▶ _Given exercise_: Identify the lines that contain the word "icon", then copy them.

▶ _Supplied material_:
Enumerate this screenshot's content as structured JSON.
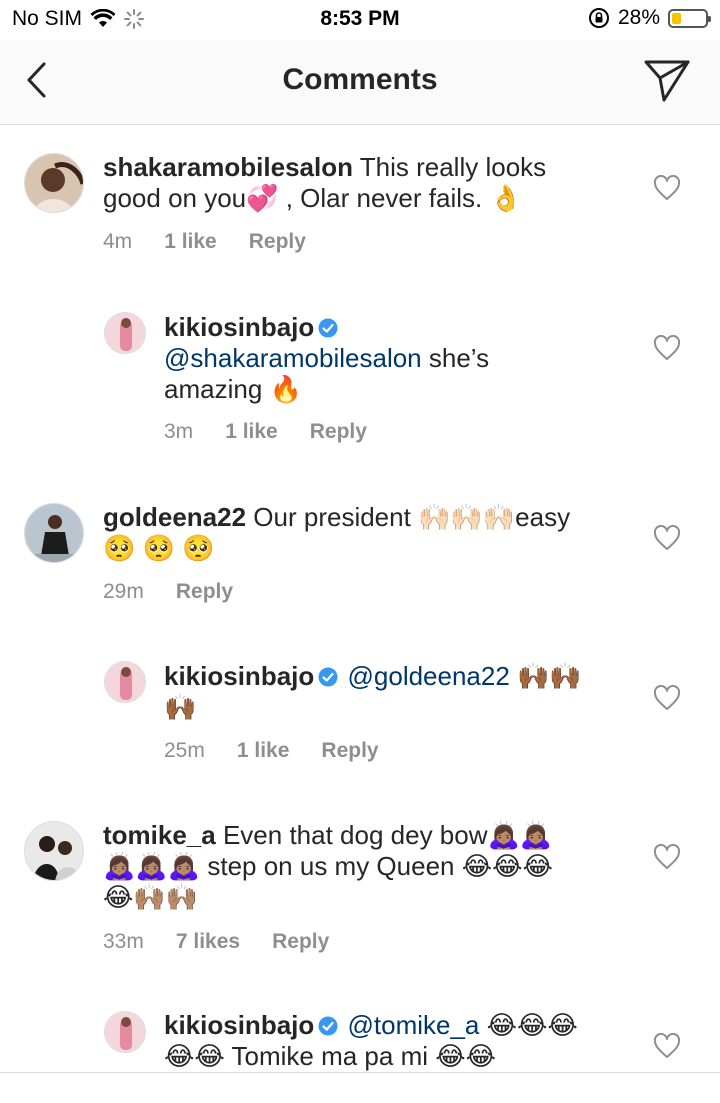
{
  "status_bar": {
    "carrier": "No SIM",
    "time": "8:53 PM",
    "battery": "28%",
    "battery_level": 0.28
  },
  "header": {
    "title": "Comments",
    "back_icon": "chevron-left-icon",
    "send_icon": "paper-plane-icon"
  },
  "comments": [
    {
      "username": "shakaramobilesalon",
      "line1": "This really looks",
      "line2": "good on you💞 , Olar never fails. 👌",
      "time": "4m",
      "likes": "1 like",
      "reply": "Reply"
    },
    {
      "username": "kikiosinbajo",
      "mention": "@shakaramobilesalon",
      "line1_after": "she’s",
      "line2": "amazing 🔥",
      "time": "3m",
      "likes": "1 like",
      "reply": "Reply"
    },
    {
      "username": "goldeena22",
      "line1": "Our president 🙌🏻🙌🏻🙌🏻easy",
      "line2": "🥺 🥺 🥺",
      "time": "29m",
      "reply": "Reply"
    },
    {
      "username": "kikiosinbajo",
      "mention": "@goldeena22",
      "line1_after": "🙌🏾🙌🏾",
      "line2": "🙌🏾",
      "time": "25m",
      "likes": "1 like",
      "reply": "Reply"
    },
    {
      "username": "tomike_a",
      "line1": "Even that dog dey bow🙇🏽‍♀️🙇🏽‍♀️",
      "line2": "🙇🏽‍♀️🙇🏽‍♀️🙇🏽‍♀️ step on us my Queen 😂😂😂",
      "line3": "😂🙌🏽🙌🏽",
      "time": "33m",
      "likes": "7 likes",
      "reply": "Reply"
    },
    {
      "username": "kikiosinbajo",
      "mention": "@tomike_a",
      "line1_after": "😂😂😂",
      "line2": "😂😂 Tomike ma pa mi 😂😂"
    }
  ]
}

▶ _Finished task_:
    "back_icon": "chevron-left-icon",
    "send_icon": "paper-plane-icon"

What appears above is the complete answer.